SET TASK: Give nothing except the number of lines containing the word "plus".

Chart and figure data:

------------------------------------------------------------------------

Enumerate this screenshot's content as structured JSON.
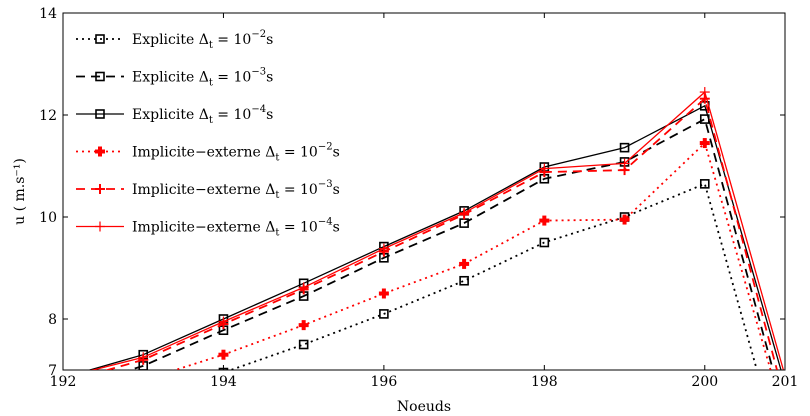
{
  "chart_data": {
    "type": "line",
    "xlabel": "Noeuds",
    "ylabel": "u ( m.s⁻¹)",
    "xlim": [
      192,
      201
    ],
    "ylim": [
      7,
      14
    ],
    "xticks": [
      192,
      194,
      196,
      198,
      200,
      201
    ],
    "yticks": [
      7,
      8,
      10,
      12,
      14
    ],
    "xtick_labels": [
      "192",
      "194",
      "196",
      "198",
      "200",
      "201"
    ],
    "ytick_labels": [
      "7",
      "8",
      "10",
      "12",
      "14"
    ],
    "grid": false,
    "legend_position": "top-left",
    "series": [
      {
        "name": "Explicite Δt = 10⁻²s",
        "legend_main": "Explicite Δ",
        "legend_sub": "t",
        "legend_mid": " = 10",
        "legend_exp": "−2",
        "legend_tail": "s",
        "color": "#000000",
        "style": "dotted",
        "marker": "square",
        "x": [
          192,
          193,
          194,
          195,
          196,
          197,
          198,
          199,
          200,
          200.65
        ],
        "y": [
          6.2,
          6.7,
          6.95,
          7.5,
          8.1,
          8.75,
          9.5,
          10.0,
          10.65,
          7.0
        ]
      },
      {
        "name": "Explicite Δt = 10⁻³s",
        "legend_main": "Explicite Δ",
        "legend_sub": "t",
        "legend_mid": " = 10",
        "legend_exp": "−3",
        "legend_tail": "s",
        "color": "#000000",
        "style": "dashed",
        "marker": "square",
        "x": [
          192,
          193,
          194,
          195,
          196,
          197,
          198,
          199,
          200,
          200.85
        ],
        "y": [
          6.6,
          7.08,
          7.78,
          8.45,
          9.2,
          9.88,
          10.75,
          11.08,
          11.92,
          7.0
        ]
      },
      {
        "name": "Explicite Δt = 10⁻⁴s",
        "legend_main": "Explicite Δ",
        "legend_sub": "t",
        "legend_mid": " = 10",
        "legend_exp": "−4",
        "legend_tail": "s",
        "color": "#000000",
        "style": "solid",
        "marker": "square",
        "x": [
          192,
          193,
          194,
          195,
          196,
          197,
          198,
          199,
          200,
          200.95
        ],
        "y": [
          6.85,
          7.3,
          8.0,
          8.7,
          9.42,
          10.12,
          10.98,
          11.36,
          12.18,
          7.0
        ]
      },
      {
        "name": "Implicite−externe Δt = 10⁻²s",
        "legend_main": "Implicite−externe Δ",
        "legend_sub": "t",
        "legend_mid": " = 10",
        "legend_exp": "−2",
        "legend_tail": "s",
        "color": "#ff0000",
        "style": "dotted",
        "marker": "plus-bold",
        "x": [
          192,
          193,
          194,
          195,
          196,
          197,
          198,
          199,
          200,
          200.82
        ],
        "y": [
          6.3,
          6.8,
          7.3,
          7.88,
          8.5,
          9.08,
          9.93,
          9.95,
          11.45,
          7.0
        ]
      },
      {
        "name": "Implicite−externe Δt = 10⁻³s",
        "legend_main": "Implicite−externe Δ",
        "legend_sub": "t",
        "legend_mid": " = 10",
        "legend_exp": "−3",
        "legend_tail": "s",
        "color": "#ff0000",
        "style": "dashed",
        "marker": "plus",
        "x": [
          192,
          193,
          194,
          195,
          196,
          197,
          198,
          199,
          200,
          200.9
        ],
        "y": [
          6.75,
          7.2,
          7.9,
          8.58,
          9.32,
          10.05,
          10.88,
          10.92,
          12.32,
          7.0
        ]
      },
      {
        "name": "Implicite−externe Δt = 10⁻⁴s",
        "legend_main": "Implicite−externe Δ",
        "legend_sub": "t",
        "legend_mid": " = 10",
        "legend_exp": "−4",
        "legend_tail": "s",
        "color": "#ff0000",
        "style": "solid",
        "marker": "plus-thin",
        "x": [
          192,
          193,
          194,
          195,
          196,
          197,
          198,
          199,
          200,
          200.98
        ],
        "y": [
          6.85,
          7.25,
          7.95,
          8.62,
          9.38,
          10.08,
          10.95,
          11.05,
          12.45,
          7.0
        ]
      }
    ]
  }
}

------------------------------------------------------------------------

EXERCISE RESPONSE: 3